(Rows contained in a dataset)
────────────────

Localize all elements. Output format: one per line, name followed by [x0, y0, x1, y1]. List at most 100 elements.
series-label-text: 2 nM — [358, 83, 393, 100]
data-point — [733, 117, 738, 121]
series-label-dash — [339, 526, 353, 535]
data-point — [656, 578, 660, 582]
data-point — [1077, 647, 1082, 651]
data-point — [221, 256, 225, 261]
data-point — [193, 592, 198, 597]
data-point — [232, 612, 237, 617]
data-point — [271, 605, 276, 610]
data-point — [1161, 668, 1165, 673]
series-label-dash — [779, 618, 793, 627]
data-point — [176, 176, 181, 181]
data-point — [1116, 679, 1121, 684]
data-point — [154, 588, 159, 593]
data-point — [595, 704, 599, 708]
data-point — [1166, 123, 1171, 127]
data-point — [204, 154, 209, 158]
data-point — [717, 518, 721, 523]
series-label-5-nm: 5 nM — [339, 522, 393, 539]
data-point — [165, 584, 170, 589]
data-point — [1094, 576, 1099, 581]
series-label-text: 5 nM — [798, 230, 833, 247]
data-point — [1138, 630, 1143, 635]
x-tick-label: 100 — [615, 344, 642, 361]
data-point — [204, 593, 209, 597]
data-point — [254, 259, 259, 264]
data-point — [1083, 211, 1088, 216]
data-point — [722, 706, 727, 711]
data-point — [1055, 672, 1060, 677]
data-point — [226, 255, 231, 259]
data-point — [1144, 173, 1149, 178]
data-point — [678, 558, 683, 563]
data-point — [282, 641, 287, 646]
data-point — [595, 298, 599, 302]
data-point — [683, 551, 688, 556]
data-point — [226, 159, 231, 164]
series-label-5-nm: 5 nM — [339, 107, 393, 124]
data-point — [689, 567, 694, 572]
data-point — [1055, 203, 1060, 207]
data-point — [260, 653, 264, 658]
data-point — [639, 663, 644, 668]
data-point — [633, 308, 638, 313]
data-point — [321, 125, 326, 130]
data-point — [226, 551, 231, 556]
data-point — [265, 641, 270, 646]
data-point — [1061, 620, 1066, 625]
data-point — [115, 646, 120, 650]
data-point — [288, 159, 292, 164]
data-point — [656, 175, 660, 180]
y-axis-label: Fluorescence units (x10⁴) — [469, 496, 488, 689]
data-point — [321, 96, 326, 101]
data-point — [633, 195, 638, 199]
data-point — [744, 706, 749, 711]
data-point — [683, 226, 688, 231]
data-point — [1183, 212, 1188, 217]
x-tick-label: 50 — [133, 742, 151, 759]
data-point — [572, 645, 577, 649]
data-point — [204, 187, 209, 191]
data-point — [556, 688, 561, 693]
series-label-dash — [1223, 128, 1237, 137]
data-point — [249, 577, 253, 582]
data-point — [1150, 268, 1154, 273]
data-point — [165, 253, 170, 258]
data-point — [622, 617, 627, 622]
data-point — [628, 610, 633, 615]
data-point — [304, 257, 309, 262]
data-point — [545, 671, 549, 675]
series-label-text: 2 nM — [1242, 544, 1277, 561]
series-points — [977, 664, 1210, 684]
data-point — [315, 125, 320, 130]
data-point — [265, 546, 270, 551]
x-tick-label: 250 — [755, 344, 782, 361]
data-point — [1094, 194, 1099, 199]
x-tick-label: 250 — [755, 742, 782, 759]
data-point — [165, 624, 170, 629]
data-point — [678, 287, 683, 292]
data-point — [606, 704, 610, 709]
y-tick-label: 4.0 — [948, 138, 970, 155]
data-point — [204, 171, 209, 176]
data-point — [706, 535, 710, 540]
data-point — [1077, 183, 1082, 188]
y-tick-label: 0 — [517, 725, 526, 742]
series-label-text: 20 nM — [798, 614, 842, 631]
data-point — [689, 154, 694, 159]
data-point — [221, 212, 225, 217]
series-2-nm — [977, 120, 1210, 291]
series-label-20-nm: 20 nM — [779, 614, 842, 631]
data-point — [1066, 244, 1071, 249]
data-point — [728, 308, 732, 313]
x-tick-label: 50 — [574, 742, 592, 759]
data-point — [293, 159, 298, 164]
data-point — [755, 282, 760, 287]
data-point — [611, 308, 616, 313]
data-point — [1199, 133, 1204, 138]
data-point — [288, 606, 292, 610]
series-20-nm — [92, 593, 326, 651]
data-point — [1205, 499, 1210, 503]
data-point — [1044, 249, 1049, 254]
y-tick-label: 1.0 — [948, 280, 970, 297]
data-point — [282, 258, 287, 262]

────────────────

> _Task requirements_
Reproduce the rows above, substituting "series-caption" for each occurrence of "series-label-text" and leaving all other text unchanged.

> _Response below_
Localize all elements. Output format: one per line, name followed by [x0, y0, x1, y1]. List at most 100 elements.
series-caption: 2 nM — [358, 83, 393, 100]
data-point — [733, 117, 738, 121]
series-label-dash — [339, 526, 353, 535]
data-point — [656, 578, 660, 582]
data-point — [1077, 647, 1082, 651]
data-point — [221, 256, 225, 261]
data-point — [193, 592, 198, 597]
data-point — [232, 612, 237, 617]
data-point — [271, 605, 276, 610]
data-point — [1161, 668, 1165, 673]
series-label-dash — [779, 618, 793, 627]
data-point — [176, 176, 181, 181]
data-point — [1116, 679, 1121, 684]
data-point — [154, 588, 159, 593]
data-point — [595, 704, 599, 708]
data-point — [1166, 123, 1171, 127]
data-point — [204, 154, 209, 158]
data-point — [717, 518, 721, 523]
series-label-5-nm: 5 nM — [339, 522, 393, 539]
data-point — [165, 584, 170, 589]
data-point — [1094, 576, 1099, 581]
series-caption: 5 nM — [798, 230, 833, 247]
data-point — [1138, 630, 1143, 635]
x-tick-label: 100 — [615, 344, 642, 361]
data-point — [204, 593, 209, 597]
data-point — [254, 259, 259, 264]
data-point — [1083, 211, 1088, 216]
data-point — [722, 706, 727, 711]
data-point — [1055, 672, 1060, 677]
data-point — [226, 255, 231, 259]
data-point — [1144, 173, 1149, 178]
data-point — [678, 558, 683, 563]
data-point — [282, 641, 287, 646]
data-point — [595, 298, 599, 302]
data-point — [683, 551, 688, 556]
data-point — [226, 159, 231, 164]
series-label-5-nm: 5 nM — [339, 107, 393, 124]
data-point — [689, 567, 694, 572]
data-point — [1055, 203, 1060, 207]
data-point — [260, 653, 264, 658]
data-point — [639, 663, 644, 668]
data-point — [633, 308, 638, 313]
data-point — [321, 125, 326, 130]
data-point — [226, 551, 231, 556]
data-point — [265, 641, 270, 646]
data-point — [1061, 620, 1066, 625]
data-point — [115, 646, 120, 650]
data-point — [288, 159, 292, 164]
data-point — [656, 175, 660, 180]
y-axis-label: Fluorescence units (x10⁴) — [469, 496, 488, 689]
data-point — [321, 96, 326, 101]
data-point — [633, 195, 638, 199]
data-point — [744, 706, 749, 711]
data-point — [683, 226, 688, 231]
data-point — [1183, 212, 1188, 217]
x-tick-label: 50 — [133, 742, 151, 759]
data-point — [572, 645, 577, 649]
data-point — [204, 187, 209, 191]
data-point — [556, 688, 561, 693]
series-label-dash — [1223, 128, 1237, 137]
data-point — [249, 577, 253, 582]
data-point — [1150, 268, 1154, 273]
data-point — [165, 253, 170, 258]
data-point — [622, 617, 627, 622]
data-point — [628, 610, 633, 615]
data-point — [304, 257, 309, 262]
data-point — [545, 671, 549, 675]
series-caption: 2 nM — [1242, 544, 1277, 561]
series-points — [977, 664, 1210, 684]
data-point — [315, 125, 320, 130]
data-point — [265, 546, 270, 551]
x-tick-label: 250 — [755, 344, 782, 361]
data-point — [1094, 194, 1099, 199]
x-tick-label: 250 — [755, 742, 782, 759]
data-point — [165, 624, 170, 629]
data-point — [678, 287, 683, 292]
data-point — [606, 704, 610, 709]
y-tick-label: 4.0 — [948, 138, 970, 155]
data-point — [204, 171, 209, 176]
data-point — [706, 535, 710, 540]
data-point — [1077, 183, 1082, 188]
y-tick-label: 0 — [517, 725, 526, 742]
series-caption: 20 nM — [798, 614, 842, 631]
data-point — [689, 154, 694, 159]
data-point — [221, 212, 225, 217]
series-2-nm — [977, 120, 1210, 291]
series-label-20-nm: 20 nM — [779, 614, 842, 631]
data-point — [1066, 244, 1071, 249]
data-point — [728, 308, 732, 313]
x-tick-label: 50 — [574, 742, 592, 759]
data-point — [293, 159, 298, 164]
data-point — [755, 282, 760, 287]
data-point — [611, 308, 616, 313]
data-point — [1199, 133, 1204, 138]
data-point — [288, 606, 292, 610]
series-20-nm — [92, 593, 326, 651]
data-point — [1205, 499, 1210, 503]
data-point — [1044, 249, 1049, 254]
y-tick-label: 1.0 — [948, 280, 970, 297]
data-point — [282, 258, 287, 262]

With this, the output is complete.